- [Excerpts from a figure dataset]

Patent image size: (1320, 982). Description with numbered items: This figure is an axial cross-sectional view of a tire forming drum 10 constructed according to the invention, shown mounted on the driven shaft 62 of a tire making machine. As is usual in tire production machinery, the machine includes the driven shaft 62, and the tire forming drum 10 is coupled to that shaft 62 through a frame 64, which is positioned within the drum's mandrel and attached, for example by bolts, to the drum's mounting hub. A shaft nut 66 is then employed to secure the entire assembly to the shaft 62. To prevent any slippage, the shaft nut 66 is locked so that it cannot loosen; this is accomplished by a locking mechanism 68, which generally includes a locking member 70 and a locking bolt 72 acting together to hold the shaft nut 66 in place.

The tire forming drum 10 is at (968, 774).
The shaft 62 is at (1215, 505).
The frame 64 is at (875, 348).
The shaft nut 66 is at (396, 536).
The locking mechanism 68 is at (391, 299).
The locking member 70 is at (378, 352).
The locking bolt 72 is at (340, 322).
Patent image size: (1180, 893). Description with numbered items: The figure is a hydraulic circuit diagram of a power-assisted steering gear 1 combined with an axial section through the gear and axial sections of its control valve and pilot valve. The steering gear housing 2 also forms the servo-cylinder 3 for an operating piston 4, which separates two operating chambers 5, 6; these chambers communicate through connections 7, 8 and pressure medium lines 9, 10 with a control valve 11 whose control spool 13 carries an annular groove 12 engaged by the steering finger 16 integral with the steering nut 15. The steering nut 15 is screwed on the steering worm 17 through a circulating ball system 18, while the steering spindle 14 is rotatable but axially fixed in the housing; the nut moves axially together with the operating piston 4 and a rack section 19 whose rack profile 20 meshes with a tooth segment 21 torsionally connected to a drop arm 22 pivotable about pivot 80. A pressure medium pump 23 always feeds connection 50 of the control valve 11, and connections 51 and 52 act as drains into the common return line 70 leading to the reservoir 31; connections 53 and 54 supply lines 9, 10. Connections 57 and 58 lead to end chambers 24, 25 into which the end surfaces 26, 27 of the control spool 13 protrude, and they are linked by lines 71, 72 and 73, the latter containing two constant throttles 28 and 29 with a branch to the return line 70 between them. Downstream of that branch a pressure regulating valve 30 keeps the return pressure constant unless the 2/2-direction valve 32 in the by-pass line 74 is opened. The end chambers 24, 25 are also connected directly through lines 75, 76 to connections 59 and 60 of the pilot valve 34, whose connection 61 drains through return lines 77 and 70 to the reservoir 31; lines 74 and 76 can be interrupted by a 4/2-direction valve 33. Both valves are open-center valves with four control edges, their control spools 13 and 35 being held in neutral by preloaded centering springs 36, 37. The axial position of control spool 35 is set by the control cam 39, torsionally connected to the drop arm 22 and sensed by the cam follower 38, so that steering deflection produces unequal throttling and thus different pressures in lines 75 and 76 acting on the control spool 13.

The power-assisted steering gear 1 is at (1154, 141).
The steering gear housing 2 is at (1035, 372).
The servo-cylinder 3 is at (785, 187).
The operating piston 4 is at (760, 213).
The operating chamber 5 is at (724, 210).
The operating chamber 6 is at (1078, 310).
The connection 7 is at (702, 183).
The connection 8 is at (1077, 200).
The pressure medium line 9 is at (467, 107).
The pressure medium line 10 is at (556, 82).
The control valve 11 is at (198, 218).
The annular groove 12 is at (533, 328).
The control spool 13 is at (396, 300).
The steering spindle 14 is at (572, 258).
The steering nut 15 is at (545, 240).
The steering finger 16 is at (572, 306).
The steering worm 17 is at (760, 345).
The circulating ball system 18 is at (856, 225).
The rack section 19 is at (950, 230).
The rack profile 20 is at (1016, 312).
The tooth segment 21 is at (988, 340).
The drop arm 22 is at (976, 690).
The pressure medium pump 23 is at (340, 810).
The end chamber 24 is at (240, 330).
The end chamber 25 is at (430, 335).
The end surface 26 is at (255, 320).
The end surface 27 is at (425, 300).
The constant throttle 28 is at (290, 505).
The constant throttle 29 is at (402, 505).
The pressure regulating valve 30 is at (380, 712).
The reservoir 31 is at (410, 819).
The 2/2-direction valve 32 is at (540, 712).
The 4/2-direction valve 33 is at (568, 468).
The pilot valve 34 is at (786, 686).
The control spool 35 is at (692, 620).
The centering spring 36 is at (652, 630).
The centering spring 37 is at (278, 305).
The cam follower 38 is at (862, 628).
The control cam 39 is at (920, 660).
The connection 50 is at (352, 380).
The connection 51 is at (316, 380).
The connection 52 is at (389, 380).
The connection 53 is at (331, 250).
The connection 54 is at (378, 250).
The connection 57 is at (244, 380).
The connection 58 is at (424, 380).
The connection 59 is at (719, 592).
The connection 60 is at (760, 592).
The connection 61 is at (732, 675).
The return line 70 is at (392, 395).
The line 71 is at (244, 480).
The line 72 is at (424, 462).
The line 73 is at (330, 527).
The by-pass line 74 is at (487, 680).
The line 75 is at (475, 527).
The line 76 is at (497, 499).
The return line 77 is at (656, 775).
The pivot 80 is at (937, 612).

- [Given exercise]
Quote the records verbatim from their first line through the line containing "The shaft 62 is at (1215, 505).", including both.

- [Task response]
Patent image size: (1320, 982). Description with numbered items: This figure is an axial cross-sectional view of a tire forming drum 10 constructed according to the invention, shown mounted on the driven shaft 62 of a tire making machine. As is usual in tire production machinery, the machine includes the driven shaft 62, and the tire forming drum 10 is coupled to that shaft 62 through a frame 64, which is positioned within the drum's mandrel and attached, for example by bolts, to the drum's mounting hub. A shaft nut 66 is then employed to secure the entire assembly to the shaft 62. To prevent any slippage, the shaft nut 66 is locked so that it cannot loosen; this is accomplished by a locking mechanism 68, which generally includes a locking member 70 and a locking bolt 72 acting together to hold the shaft nut 66 in place.

The tire forming drum 10 is at (968, 774).
The shaft 62 is at (1215, 505).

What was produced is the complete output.